▶ **THE EXERCISE**: Reproduce each line from the records that holds "европейских".

▶ **SOURCE MATERIAL**:
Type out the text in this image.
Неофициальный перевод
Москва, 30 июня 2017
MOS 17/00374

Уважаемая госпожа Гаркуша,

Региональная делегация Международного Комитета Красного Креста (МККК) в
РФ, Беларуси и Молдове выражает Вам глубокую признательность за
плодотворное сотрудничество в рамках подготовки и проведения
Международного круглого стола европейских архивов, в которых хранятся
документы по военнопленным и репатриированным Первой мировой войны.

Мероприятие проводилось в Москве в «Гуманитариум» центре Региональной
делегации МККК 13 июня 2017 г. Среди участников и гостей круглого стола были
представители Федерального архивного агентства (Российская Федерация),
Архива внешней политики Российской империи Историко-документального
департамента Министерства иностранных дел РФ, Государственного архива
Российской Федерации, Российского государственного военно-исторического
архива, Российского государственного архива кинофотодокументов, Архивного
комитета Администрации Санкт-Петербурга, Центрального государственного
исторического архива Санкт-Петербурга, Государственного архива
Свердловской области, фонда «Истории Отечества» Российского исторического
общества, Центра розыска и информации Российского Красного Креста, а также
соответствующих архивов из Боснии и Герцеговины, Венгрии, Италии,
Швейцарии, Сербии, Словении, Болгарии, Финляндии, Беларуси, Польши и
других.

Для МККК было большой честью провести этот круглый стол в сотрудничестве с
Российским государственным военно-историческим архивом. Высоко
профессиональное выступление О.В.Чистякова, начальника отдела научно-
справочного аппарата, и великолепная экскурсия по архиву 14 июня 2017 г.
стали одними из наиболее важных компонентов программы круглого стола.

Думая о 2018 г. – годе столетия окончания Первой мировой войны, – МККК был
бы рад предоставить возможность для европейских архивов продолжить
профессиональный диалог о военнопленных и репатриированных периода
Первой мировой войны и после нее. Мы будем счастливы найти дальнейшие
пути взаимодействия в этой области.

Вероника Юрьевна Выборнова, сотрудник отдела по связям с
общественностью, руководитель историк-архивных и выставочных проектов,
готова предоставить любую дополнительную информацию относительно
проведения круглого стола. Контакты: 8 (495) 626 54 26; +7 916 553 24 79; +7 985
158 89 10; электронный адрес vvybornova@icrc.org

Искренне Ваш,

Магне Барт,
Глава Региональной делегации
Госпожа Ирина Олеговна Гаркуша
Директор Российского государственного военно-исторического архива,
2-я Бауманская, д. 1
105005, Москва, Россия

▶ **EXERCISE RESPONSE**:
Международного круглого стола европейских архивов, в которых хранятся
бы рад предоставить возможность для европейских архивов продолжить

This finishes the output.